A run of records
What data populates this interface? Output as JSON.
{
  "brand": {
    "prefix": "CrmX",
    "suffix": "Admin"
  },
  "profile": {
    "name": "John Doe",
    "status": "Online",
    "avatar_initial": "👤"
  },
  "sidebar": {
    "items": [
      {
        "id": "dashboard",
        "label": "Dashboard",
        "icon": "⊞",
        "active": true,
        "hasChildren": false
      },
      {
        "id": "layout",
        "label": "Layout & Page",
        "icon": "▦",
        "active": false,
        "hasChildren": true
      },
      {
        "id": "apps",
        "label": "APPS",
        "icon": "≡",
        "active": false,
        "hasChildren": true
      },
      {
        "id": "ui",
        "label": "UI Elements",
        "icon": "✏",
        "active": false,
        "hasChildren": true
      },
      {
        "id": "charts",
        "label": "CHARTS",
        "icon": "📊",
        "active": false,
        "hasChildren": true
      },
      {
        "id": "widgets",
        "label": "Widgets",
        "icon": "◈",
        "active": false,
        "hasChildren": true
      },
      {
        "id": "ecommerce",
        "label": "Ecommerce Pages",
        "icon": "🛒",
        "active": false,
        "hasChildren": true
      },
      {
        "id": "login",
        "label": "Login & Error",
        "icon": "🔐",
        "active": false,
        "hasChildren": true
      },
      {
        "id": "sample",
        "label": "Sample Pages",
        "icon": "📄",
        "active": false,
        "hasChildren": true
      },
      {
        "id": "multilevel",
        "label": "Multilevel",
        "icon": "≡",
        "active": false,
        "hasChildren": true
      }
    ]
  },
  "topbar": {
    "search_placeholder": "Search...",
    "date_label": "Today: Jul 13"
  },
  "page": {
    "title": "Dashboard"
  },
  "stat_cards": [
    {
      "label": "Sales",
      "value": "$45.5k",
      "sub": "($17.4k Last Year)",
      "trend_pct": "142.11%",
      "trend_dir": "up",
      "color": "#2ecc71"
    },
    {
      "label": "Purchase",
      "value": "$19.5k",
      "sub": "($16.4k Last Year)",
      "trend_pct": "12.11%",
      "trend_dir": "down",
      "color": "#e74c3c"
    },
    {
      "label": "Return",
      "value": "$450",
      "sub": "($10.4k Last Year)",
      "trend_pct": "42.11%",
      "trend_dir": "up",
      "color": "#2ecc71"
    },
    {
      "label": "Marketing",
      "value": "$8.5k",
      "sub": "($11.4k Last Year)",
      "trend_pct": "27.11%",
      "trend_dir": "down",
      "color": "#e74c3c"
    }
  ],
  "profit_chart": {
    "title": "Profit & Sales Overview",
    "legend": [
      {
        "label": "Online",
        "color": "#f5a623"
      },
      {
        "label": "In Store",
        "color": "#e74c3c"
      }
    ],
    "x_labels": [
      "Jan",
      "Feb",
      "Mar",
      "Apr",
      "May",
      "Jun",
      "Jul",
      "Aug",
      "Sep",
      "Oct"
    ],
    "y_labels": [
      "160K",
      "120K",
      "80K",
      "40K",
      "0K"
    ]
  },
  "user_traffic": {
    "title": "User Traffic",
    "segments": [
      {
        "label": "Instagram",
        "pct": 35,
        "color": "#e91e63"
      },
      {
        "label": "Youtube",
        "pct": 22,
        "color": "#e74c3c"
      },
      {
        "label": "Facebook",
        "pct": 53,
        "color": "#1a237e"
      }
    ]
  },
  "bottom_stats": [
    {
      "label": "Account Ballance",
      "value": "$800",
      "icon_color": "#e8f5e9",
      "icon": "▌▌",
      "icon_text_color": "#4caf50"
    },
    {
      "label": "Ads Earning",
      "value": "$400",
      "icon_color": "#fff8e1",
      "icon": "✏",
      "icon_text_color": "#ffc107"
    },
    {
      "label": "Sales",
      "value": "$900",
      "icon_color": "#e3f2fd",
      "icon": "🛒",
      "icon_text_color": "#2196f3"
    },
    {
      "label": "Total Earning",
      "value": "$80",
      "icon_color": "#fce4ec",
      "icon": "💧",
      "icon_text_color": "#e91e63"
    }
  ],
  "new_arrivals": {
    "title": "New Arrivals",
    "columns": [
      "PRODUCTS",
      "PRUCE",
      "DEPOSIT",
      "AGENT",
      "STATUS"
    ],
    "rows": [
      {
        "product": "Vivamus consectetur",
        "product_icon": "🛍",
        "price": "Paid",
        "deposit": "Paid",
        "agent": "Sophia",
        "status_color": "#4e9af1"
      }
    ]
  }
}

Aim
Please reproduce each line exactly as written.

Task result
What data populates this interface? Output as JSON.
{
  "brand": {
    "prefix": "CrmX",
    "suffix": "Admin"
  },
  "profile": {
    "name": "John Doe",
    "status": "Online",
    "avatar_initial": "👤"
  },
  "sidebar": {
    "items": [
      {
        "id": "dashboard",
        "label": "Dashboard",
        "icon": "⊞",
        "active": true,
        "hasChildren": false
      },
      {
        "id": "layout",
        "label": "Layout & Page",
        "icon": "▦",
        "active": false,
        "hasChildren": true
      },
      {
        "id": "apps",
        "label": "APPS",
        "icon": "≡",
        "active": false,
        "hasChildren": true
      },
      {
        "id": "ui",
        "label": "UI Elements",
        "icon": "✏",
        "active": false,
        "hasChildren": true
      },
      {
        "id": "charts",
        "label": "CHARTS",
        "icon": "📊",
        "active": false,
        "hasChildren": true
      },
      {
        "id": "widgets",
        "label": "Widgets",
        "icon": "◈",
        "active": false,
        "hasChildren": true
      },
      {
        "id": "ecommerce",
        "label": "Ecommerce Pages",
        "icon": "🛒",
        "active": false,
        "hasChildren": true
      },
      {
        "id": "login",
        "label": "Login & Error",
        "icon": "🔐",
        "active": false,
        "hasChildren": true
      },
      {
        "id": "sample",
        "label": "Sample Pages",
        "icon": "📄",
        "active": false,
        "hasChildren": true
      },
      {
        "id": "multilevel",
        "label": "Multilevel",
        "icon": "≡",
        "active": false,
        "hasChildren": true
      }
    ]
  },
  "topbar": {
    "search_placeholder": "Search...",
    "date_label": "Today: Jul 13"
  },
  "page": {
    "title": "Dashboard"
  },
  "stat_cards": [
    {
      "label": "Sales",
      "value": "$45.5k",
      "sub": "($17.4k Last Year)",
      "trend_pct": "142.11%",
      "trend_dir": "up",
      "color": "#2ecc71"
    },
    {
      "label": "Purchase",
      "value": "$19.5k",
      "sub": "($16.4k Last Year)",
      "trend_pct": "12.11%",
      "trend_dir": "down",
      "color": "#e74c3c"
    },
    {
      "label": "Return",
      "value": "$450",
      "sub": "($10.4k Last Year)",
      "trend_pct": "42.11%",
      "trend_dir": "up",
      "color": "#2ecc71"
    },
    {
      "label": "Marketing",
      "value": "$8.5k",
      "sub": "($11.4k Last Year)",
      "trend_pct": "27.11%",
      "trend_dir": "down",
      "color": "#e74c3c"
    }
  ],
  "profit_chart": {
    "title": "Profit & Sales Overview",
    "legend": [
      {
        "label": "Online",
        "color": "#f5a623"
      },
      {
        "label": "In Store",
        "color": "#e74c3c"
      }
    ],
    "x_labels": [
      "Jan",
      "Feb",
      "Mar",
      "Apr",
      "May",
      "Jun",
      "Jul",
      "Aug",
      "Sep",
      "Oct"
    ],
    "y_labels": [
      "160K",
      "120K",
      "80K",
      "40K",
      "0K"
    ]
  },
  "user_traffic": {
    "title": "User Traffic",
    "segments": [
      {
        "label": "Instagram",
        "pct": 35,
        "color": "#e91e63"
      },
      {
        "label": "Youtube",
        "pct": 22,
        "color": "#e74c3c"
      },
      {
        "label": "Facebook",
        "pct": 53,
        "color": "#1a237e"
      }
    ]
  },
  "bottom_stats": [
    {
      "label": "Account Ballance",
      "value": "$800",
      "icon_color": "#e8f5e9",
      "icon": "▌▌",
      "icon_text_color": "#4caf50"
    },
    {
      "label": "Ads Earning",
      "value": "$400",
      "icon_color": "#fff8e1",
      "icon": "✏",
      "icon_text_color": "#ffc107"
    },
    {
      "label": "Sales",
      "value": "$900",
      "icon_color": "#e3f2fd",
      "icon": "🛒",
      "icon_text_color": "#2196f3"
    },
    {
      "label": "Total Earning",
      "value": "$80",
      "icon_color": "#fce4ec",
      "icon": "💧",
      "icon_text_color": "#e91e63"
    }
  ],
  "new_arrivals": {
    "title": "New Arrivals",
    "columns": [
      "PRODUCTS",
      "PRUCE",
      "DEPOSIT",
      "AGENT",
      "STATUS"
    ],
    "rows": [
      {
        "product": "Vivamus consectetur",
        "product_icon": "🛍",
        "price": "Paid",
        "deposit": "Paid",
        "agent": "Sophia",
        "status_color": "#4e9af1"
      }
    ]
  }
}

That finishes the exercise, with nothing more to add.